→ What this task involves: Pull out the lines of the records from the one containing "586, 1439, 612]" through the one containing "0, 1400, 46]", both included. Reproduce each line unchanged.

Position data for the elements
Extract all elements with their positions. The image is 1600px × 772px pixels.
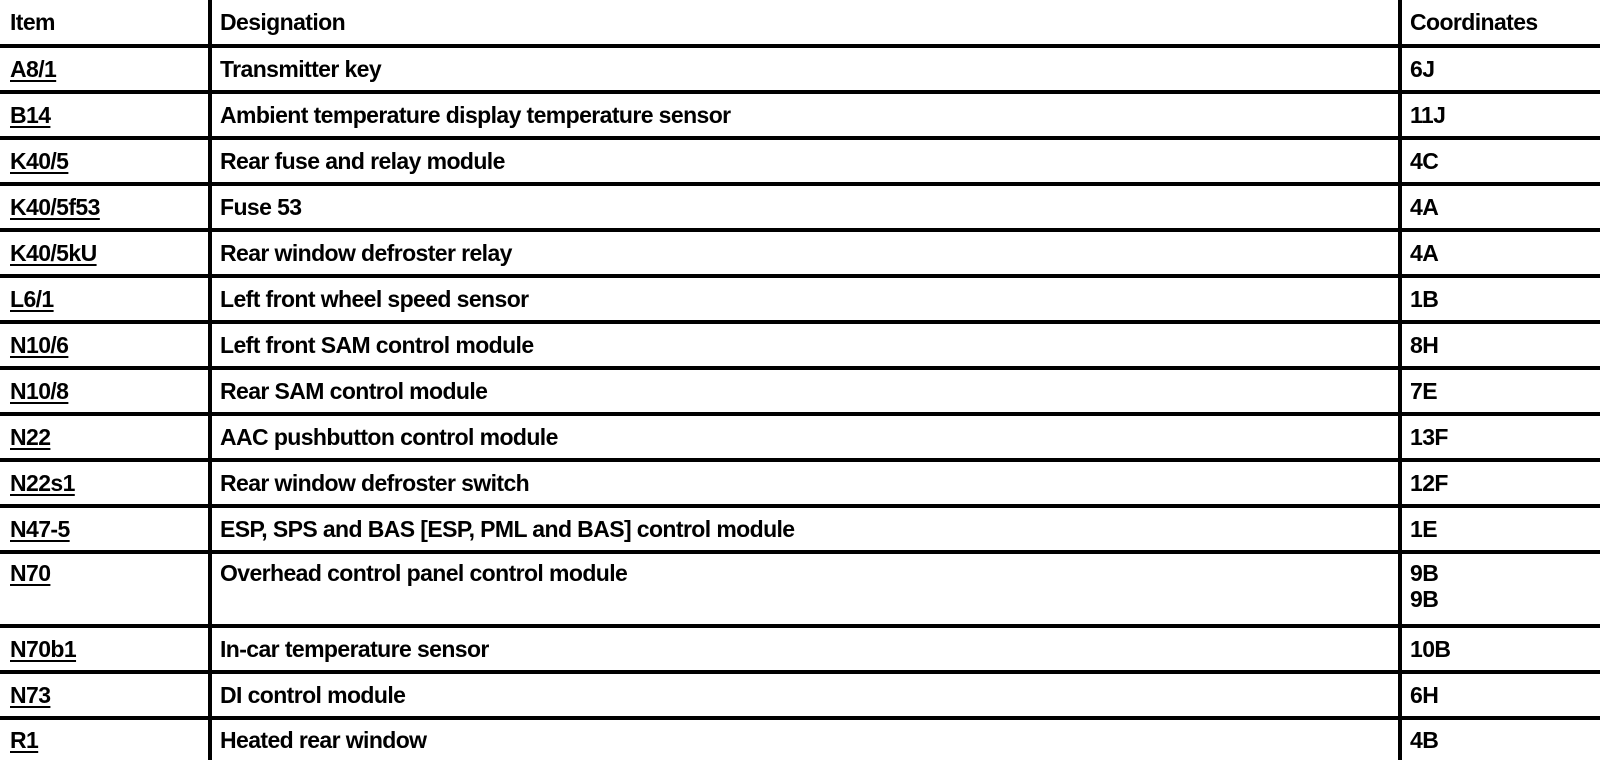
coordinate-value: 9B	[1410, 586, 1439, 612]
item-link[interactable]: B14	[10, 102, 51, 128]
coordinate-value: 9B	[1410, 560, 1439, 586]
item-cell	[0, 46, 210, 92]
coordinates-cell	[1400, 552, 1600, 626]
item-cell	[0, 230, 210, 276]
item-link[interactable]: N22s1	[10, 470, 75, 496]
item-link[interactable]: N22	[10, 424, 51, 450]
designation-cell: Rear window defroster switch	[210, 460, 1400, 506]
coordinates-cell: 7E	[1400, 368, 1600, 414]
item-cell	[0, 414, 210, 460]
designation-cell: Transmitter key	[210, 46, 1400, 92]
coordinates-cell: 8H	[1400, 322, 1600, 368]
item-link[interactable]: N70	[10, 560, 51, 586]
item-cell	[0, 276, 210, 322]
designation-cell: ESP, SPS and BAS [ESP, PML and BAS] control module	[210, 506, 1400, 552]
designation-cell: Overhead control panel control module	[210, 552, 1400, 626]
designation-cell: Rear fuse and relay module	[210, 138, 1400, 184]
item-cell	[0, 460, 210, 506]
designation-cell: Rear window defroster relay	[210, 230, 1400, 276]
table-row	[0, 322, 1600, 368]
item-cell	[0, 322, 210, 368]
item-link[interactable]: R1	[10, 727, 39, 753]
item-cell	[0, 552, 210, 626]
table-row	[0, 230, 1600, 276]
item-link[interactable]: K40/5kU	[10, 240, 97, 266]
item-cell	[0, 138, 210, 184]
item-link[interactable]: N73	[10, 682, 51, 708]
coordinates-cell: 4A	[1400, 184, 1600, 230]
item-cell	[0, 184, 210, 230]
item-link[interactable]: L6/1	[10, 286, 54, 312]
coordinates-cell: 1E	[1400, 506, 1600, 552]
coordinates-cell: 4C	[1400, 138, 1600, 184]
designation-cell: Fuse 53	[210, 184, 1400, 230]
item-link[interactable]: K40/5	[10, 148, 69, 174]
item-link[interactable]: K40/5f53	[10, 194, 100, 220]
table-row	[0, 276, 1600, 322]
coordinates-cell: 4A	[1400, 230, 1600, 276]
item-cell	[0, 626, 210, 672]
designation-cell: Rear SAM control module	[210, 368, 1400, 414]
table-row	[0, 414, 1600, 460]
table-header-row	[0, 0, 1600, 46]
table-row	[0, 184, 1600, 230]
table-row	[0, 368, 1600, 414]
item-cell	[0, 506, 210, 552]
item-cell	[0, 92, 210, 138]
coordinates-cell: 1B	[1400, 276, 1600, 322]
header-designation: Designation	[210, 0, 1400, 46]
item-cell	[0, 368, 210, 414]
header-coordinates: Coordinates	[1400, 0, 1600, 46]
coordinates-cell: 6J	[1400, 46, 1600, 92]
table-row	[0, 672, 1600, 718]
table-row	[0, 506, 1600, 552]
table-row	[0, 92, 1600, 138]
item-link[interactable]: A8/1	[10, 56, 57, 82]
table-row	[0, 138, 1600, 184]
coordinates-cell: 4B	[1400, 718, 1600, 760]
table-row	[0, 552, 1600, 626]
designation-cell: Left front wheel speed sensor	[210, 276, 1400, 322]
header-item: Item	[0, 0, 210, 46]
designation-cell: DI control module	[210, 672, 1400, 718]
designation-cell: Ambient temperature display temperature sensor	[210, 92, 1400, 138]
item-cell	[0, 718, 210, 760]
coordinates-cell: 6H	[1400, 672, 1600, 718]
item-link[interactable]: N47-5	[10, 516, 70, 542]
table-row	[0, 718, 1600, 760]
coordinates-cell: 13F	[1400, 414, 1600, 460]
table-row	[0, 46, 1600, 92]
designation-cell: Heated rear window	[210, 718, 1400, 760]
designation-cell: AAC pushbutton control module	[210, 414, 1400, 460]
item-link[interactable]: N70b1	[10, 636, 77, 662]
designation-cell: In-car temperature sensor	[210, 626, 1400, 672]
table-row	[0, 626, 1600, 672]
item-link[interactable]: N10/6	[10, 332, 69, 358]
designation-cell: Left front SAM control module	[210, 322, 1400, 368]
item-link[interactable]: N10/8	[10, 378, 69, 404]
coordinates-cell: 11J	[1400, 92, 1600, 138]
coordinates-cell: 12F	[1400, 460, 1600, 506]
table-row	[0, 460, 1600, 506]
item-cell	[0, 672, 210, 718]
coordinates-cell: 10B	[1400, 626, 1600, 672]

→ Full response:
coordinate-value: 9B	[1410, 586, 1439, 612]
item-link[interactable]: B14	[10, 102, 51, 128]
coordinate-value: 9B	[1410, 560, 1439, 586]
item-cell	[0, 46, 210, 92]
coordinates-cell	[1400, 552, 1600, 626]
item-cell	[0, 230, 210, 276]
item-link[interactable]: N22s1	[10, 470, 75, 496]
item-link[interactable]: N22	[10, 424, 51, 450]
designation-cell: Rear window defroster switch	[210, 460, 1400, 506]
coordinates-cell: 7E	[1400, 368, 1600, 414]
item-cell	[0, 414, 210, 460]
designation-cell: Transmitter key	[210, 46, 1400, 92]
coordinates-cell: 8H	[1400, 322, 1600, 368]
item-link[interactable]: N70	[10, 560, 51, 586]
item-cell	[0, 276, 210, 322]
designation-cell: ESP, SPS and BAS [ESP, PML and BAS] control module	[210, 506, 1400, 552]
designation-cell: Overhead control panel control module	[210, 552, 1400, 626]
designation-cell: Rear fuse and relay module	[210, 138, 1400, 184]
item-cell	[0, 460, 210, 506]
designation-cell: Rear window defroster relay	[210, 230, 1400, 276]
table-row	[0, 322, 1600, 368]
item-cell	[0, 322, 210, 368]
item-link[interactable]: R1	[10, 727, 39, 753]
item-cell	[0, 552, 210, 626]
table-row	[0, 230, 1600, 276]
item-link[interactable]: K40/5kU	[10, 240, 97, 266]
item-cell	[0, 138, 210, 184]
item-link[interactable]: N73	[10, 682, 51, 708]
coordinates-cell: 4A	[1400, 184, 1600, 230]
item-cell	[0, 184, 210, 230]
item-link[interactable]: L6/1	[10, 286, 54, 312]
coordinates-cell: 1E	[1400, 506, 1600, 552]
coordinates-cell: 4C	[1400, 138, 1600, 184]
designation-cell: Fuse 53	[210, 184, 1400, 230]
item-link[interactable]: K40/5	[10, 148, 69, 174]
item-link[interactable]: K40/5f53	[10, 194, 100, 220]
table-row	[0, 276, 1600, 322]
coordinates-cell: 4A	[1400, 230, 1600, 276]
item-cell	[0, 626, 210, 672]
designation-cell: Rear SAM control module	[210, 368, 1400, 414]
table-row	[0, 414, 1600, 460]
table-header-row	[0, 0, 1600, 46]
table-row	[0, 184, 1600, 230]
table-row	[0, 368, 1600, 414]
item-cell	[0, 506, 210, 552]
item-cell	[0, 92, 210, 138]
coordinates-cell: 1B	[1400, 276, 1600, 322]
header-designation: Designation	[210, 0, 1400, 46]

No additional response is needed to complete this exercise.